- SOURCE PASSAGE
*****

Re: hbase doesn't delete data older than TTL in old regions

Andrew Purtell Fri, 17 Sep 2010 02:51:33 -0700

> Unfortunately it confirmed my suspicion that current TTL is
> implemented
> purely based on active compaction.  And in log
> table/history data table, current implementation is not
> sufficient.


You continue to make that statement but it not an accurate statement.

HBase respects TTL when returning answers. At no time will you see a value that 
has expired.

So it is not "purely based on active compaction". 

Let us not be overly general in our language here. You are claiming a feature 
is broken and in fact it is not broken, it functions as advertised.

Best regards,

    - Andy

Why is this email five sentences or less?
http://five.sentenc.es/


--- On Wed, 9/15/10, Jinsong Hu <[email protected]> wrote:

> From: Jinsong Hu <[email protected]>
> Subject: Re: hbase doesn't delete data older than TTL in old regions
> To: [email protected], [email protected]
> Date: Wednesday, September 15, 2010, 5:50 PM
> I artificially set TTL to 10 minutes
> so that I can get the results quicker, and I don't have to
> wait for one day to get results. the TTL is set to 600
> seconds ( equals 10 minutes) when I did the testing.
> 
> In real application, TTL will be set to several months to
> years.
> 
> One thing I am not clear about major compaction is that for
> the regions with a single map file,
> will hbase actually load it and remove the records older
> than TTL ? I read the document and
> it doesn't seem to be the case. From engineering point of
> view, it also doesn't make sense to run compaction on a
> region that has only one single map file. The consequence is
> for those regions with single map file and old data, 
> old data will not be dropped forever even though it has well
> passed TTL .
> 
> I designed the TTL test case to see whether it works under
> different scenarios and figure out how it is actually done.

*****

- OBJECTIVE 1
Return the passage of the HBase TTL thread between "--- On Wed, 9/15/10, Jinsong" and "did the testing.", inclusive.
The listing that comes next has no connection to the HBase TTL thread.

- THE DATA
*****

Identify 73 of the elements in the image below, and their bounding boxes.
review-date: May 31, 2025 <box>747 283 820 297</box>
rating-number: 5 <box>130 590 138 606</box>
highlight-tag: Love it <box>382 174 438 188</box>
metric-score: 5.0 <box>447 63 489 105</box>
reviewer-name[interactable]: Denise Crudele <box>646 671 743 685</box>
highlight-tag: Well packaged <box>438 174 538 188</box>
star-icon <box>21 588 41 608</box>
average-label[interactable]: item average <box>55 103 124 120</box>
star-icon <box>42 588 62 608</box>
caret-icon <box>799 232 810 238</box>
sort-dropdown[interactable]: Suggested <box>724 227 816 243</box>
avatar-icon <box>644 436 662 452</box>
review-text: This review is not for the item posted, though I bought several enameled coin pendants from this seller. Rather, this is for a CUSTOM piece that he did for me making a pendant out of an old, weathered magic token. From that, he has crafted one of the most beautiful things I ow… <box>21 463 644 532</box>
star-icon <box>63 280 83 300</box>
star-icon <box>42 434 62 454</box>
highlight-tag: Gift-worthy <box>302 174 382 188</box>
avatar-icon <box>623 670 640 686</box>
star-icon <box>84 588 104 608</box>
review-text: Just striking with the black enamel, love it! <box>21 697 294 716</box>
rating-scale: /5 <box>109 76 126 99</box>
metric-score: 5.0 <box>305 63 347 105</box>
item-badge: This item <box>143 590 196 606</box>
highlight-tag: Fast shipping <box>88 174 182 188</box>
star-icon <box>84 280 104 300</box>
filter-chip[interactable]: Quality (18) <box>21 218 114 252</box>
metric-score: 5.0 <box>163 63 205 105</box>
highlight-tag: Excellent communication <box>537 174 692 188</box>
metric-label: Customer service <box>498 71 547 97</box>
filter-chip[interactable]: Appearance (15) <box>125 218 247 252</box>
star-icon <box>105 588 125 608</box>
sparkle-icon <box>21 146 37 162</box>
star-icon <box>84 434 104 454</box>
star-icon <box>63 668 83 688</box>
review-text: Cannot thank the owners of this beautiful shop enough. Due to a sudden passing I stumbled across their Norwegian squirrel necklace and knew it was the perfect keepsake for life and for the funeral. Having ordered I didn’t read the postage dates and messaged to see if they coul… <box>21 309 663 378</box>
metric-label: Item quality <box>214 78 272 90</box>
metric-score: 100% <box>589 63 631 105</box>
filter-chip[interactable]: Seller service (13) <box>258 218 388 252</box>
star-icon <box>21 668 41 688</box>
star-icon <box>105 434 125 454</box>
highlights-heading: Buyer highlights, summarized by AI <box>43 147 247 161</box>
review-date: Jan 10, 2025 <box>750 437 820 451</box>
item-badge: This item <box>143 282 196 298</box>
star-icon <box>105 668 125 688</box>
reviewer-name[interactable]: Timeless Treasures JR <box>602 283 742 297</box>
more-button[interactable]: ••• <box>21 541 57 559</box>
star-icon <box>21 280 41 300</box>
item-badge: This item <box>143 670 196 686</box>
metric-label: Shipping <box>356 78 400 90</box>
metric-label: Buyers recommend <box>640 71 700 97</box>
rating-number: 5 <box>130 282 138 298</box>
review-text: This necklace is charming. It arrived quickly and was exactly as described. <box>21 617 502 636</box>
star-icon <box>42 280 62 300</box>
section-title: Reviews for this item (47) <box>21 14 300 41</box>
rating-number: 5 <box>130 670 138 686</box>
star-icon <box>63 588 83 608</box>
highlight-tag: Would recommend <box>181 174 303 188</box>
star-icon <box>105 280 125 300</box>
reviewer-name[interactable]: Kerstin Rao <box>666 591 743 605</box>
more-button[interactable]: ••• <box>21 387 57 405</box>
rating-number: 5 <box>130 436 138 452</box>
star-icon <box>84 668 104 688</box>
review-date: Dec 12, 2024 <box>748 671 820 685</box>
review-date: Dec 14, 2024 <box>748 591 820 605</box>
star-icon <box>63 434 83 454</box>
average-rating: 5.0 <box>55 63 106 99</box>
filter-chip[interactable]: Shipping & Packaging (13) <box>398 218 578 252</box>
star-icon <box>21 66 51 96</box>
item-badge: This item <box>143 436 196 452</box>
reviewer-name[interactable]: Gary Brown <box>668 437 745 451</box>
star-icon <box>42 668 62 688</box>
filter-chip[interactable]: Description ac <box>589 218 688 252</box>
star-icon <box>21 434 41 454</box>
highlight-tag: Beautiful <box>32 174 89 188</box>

*****

- OBJECTIVE 2
Locate and copy each line of the listing containing the string "rating", matching case exactly.

- PROBLEM SOLUTION 1
--- On Wed, 9/15/10, Jinsong Hu <[email protected]> wrote:

> From: Jinsong Hu <[email protected]>
> Subject: Re: hbase doesn't delete data older than TTL in old regions
> To: [email protected], [email protected]
> Date: Wednesday, September 15, 2010, 5:50 PM
> I artificially set TTL to 10 minutes
> so that I can get the results quicker, and I don't have to
> wait for one day to get results. the TTL is set to 600
> seconds ( equals 10 minutes) when I did the testing.

- PROBLEM SOLUTION 2
rating-number: 5 <box>130 590 138 606</box>
rating-scale: /5 <box>109 76 126 99</box>
rating-number: 5 <box>130 282 138 298</box>
rating-number: 5 <box>130 670 138 686</box>
rating-number: 5 <box>130 436 138 452</box>
average-rating: 5.0 <box>55 63 106 99</box>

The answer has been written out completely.